_EXTRAIT À LIRE_.
+-------+

Cette facilité a pour conséquence concrète de diminuer substantiellement le montant des ressources dont l'étranger doit justifier pour son séjour en France, séjour luimême limité à trois mois au plus. A la différence d'un voyage touristique par exemple, le titulaire d'un certificat d'hébergement n'a pas à justifier d'une réservation hôtelière, et il peut faire état d'un niveau de ressources réduit.
Le certificat d'hébergement permet ainsi à des étrangers ne disposant pas de ressources importantes d'obtenir un visa > afin de se rendre en France à titre privé, par exemple dans le cadre d'une visite familiale ou bien pour y rencontrer des relations.
b) Cette facilité joue non pas à l'encontre, mais bien en faveur des visiteurs étrangers. Toutefois, il convient d'éviter qu'elle ne donne lieu à des dévoiements. Or l'expérience a montré que, depuis sa création en 1982, le certificat d'hébergement avait effectivement donné lieu à de tels abus. Telle est bien la raison pour laquelle le décret du 27 mai 1982 a été substantiellement révisé par un décret du 30 août 1991, qui a notamment prévu la présentation personnelle de l'hébergeant en mairie, les contrôles que celle-ci effectue sur les demandes et la possibilité d'une visite domiciliaire de l'Office des migrations internationales.
Force est pourtant de reconnaître que le résultat n'est pas entièrement satisfaisant.

+-------+

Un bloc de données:
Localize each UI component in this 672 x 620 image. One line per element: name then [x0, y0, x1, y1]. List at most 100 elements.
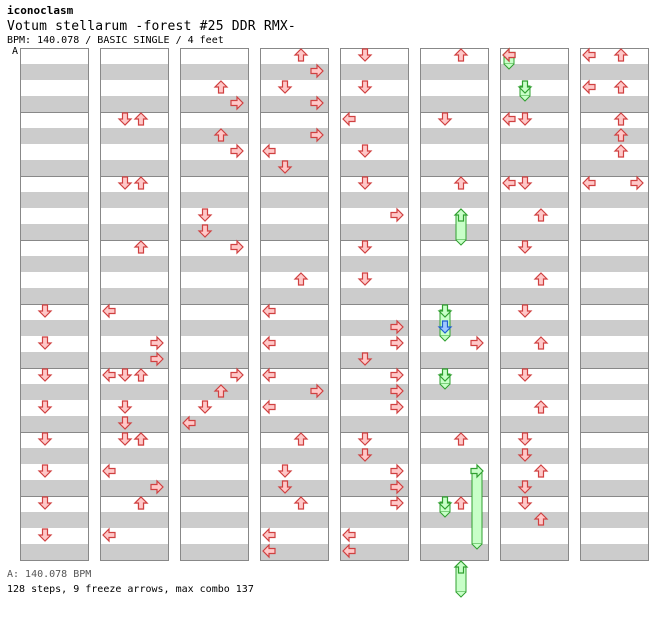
beat-stripe — [580, 96, 648, 112]
freeze-tail — [439, 511, 451, 518]
beat-stripe — [100, 512, 168, 528]
beat-stripe — [340, 352, 408, 368]
freeze-arrow-up — [453, 208, 469, 222]
step-arrow-down — [277, 464, 293, 478]
beat-stripe — [420, 544, 488, 560]
beat-stripe — [180, 160, 248, 176]
beat-stripe — [580, 448, 648, 464]
beat-stripe — [580, 416, 648, 432]
step-arrow-right — [390, 495, 404, 511]
step-arrow-up — [133, 240, 149, 254]
beat-stripe — [500, 192, 568, 208]
beat-stripe — [500, 160, 568, 176]
beat-stripe — [260, 256, 328, 272]
step-arrow-up — [613, 48, 629, 62]
beat-stripe — [20, 544, 88, 560]
step-arrow-down — [277, 160, 293, 174]
step-arrow-down — [517, 176, 533, 190]
beat-stripe — [180, 384, 248, 400]
step-arrow-left — [262, 543, 276, 559]
beat-stripe — [260, 352, 328, 368]
beat-stripe — [340, 160, 408, 176]
chart-column-frame — [260, 48, 329, 561]
beat-stripe — [420, 448, 488, 464]
beat-stripe — [260, 224, 328, 240]
beat-stripe — [20, 512, 88, 528]
step-arrow-right — [390, 335, 404, 351]
step-arrow-left — [102, 303, 116, 319]
beat-stripe — [20, 160, 88, 176]
beat-stripe — [260, 320, 328, 336]
step-arrow-up — [293, 432, 309, 446]
beat-stripe — [20, 96, 88, 112]
beat-stripe — [180, 512, 248, 528]
freeze-tail — [519, 95, 531, 102]
step-arrow-down — [117, 368, 133, 382]
beat-stripe — [20, 192, 88, 208]
beat-stripe — [340, 96, 408, 112]
step-arrow-down — [117, 176, 133, 190]
chart-column-frame — [580, 48, 649, 561]
beat-stripe — [500, 384, 568, 400]
step-arrow-right — [390, 479, 404, 495]
beat-stripe — [100, 544, 168, 560]
step-arrow-right — [150, 479, 164, 495]
beat-stripe — [580, 64, 648, 80]
freeze-arrow-down — [437, 496, 453, 510]
beat-stripe — [580, 224, 648, 240]
step-arrow-down — [37, 528, 53, 542]
chart-column-frame — [180, 48, 249, 561]
beat-stripe — [500, 480, 568, 496]
freeze-body — [471, 469, 483, 545]
beat-stripe — [340, 192, 408, 208]
step-arrow-up — [533, 208, 549, 222]
beat-stripe — [340, 224, 408, 240]
step-arrow-up — [533, 512, 549, 526]
step-arrow-up — [533, 464, 549, 478]
step-arrow-down — [357, 272, 373, 286]
chart-column-frame — [340, 48, 409, 561]
freeze-arrow-down — [437, 304, 453, 318]
beat-stripe — [180, 64, 248, 80]
step-arrow-left — [582, 47, 596, 63]
freeze-tail — [439, 335, 451, 342]
beat-stripe — [100, 192, 168, 208]
beat-stripe — [340, 256, 408, 272]
beat-stripe — [20, 320, 88, 336]
beat-stripe — [500, 320, 568, 336]
step-arrow-left — [102, 367, 116, 383]
step-arrow-down — [517, 480, 533, 494]
step-arrow-up — [293, 272, 309, 286]
chart-column-frame — [420, 48, 489, 561]
beat-stripe — [580, 256, 648, 272]
beat-stripe — [20, 64, 88, 80]
step-arrow-up — [293, 496, 309, 510]
beat-stripe — [260, 512, 328, 528]
step-arrow-up — [533, 272, 549, 286]
beat-stripe — [420, 64, 488, 80]
beat-stripe — [420, 160, 488, 176]
beat-stripe — [180, 352, 248, 368]
beat-stripe — [420, 320, 488, 336]
freeze-tail — [455, 591, 467, 598]
step-arrow-left — [262, 143, 276, 159]
beat-stripe — [420, 128, 488, 144]
step-arrow-down — [517, 448, 533, 462]
beat-stripe — [260, 192, 328, 208]
shock-arrow-down — [437, 320, 453, 334]
step-arrow-right — [390, 319, 404, 335]
beat-stripe — [260, 448, 328, 464]
step-arrow-down — [357, 240, 373, 254]
footer-stats: 128 steps, 9 freeze arrows, max combo 13… — [7, 584, 254, 595]
step-arrow-left — [262, 367, 276, 383]
step-arrow-down — [117, 112, 133, 126]
step-arrow-down — [357, 448, 373, 462]
step-arrow-down — [517, 112, 533, 126]
freeze-tail — [503, 63, 515, 70]
step-arrow-right — [390, 207, 404, 223]
step-arrow-right — [230, 95, 244, 111]
brand-title: iconoclasm — [7, 4, 74, 17]
step-arrow-down — [277, 80, 293, 94]
chart-column-frame — [100, 48, 169, 561]
step-arrow-up — [213, 128, 229, 142]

+-------+

_CONSIGNE 1_.
Dans l'extrait sur le certificat d'hébergement, reprends sous forme de liste le paragraphe qui commence par « b) Cette facilité joue non pas à l'encontre », en gardant ses faits principaux.
_CONSIGNE 2_.
Recopie, dans la liste, le passage qui va de la ligne contenant "beat-stripe — [580, 96, 648, 112]" jusqu'à la ligne contenant "beat-stripe — [580, 448, 648, 464]", ces deux lignes comprises.
L'extrait et la liste n'ont aucun rapport entre eux.

_CORRIGÉ 1_.
- Cette facilité profite aux visiteurs étrangers, mais il faut éviter qu'elle donne lieu à des dévoiements.
- Depuis sa création en 1982, le certificat d'hébergement a bien donné lieu à des abus.
- C'est pourquoi le décret du 27 mai 1982 a été nettement révisé par un décret du 30 août 1991.
- Ce décret prévoit notamment :
  - la présentation personnelle de l'hébergeant en mairie ;
  - les contrôles que la mairie fait sur les demandes ;
  - la possibilité d'une visite à domicile de l'Office des migrations internationales.

_CORRIGÉ 2_.
beat-stripe — [580, 96, 648, 112]
freeze-tail — [439, 511, 451, 518]
beat-stripe — [100, 512, 168, 528]
beat-stripe — [340, 352, 408, 368]
freeze-arrow-up — [453, 208, 469, 222]
step-arrow-down — [277, 464, 293, 478]
beat-stripe — [420, 544, 488, 560]
beat-stripe — [180, 160, 248, 176]
beat-stripe — [580, 448, 648, 464]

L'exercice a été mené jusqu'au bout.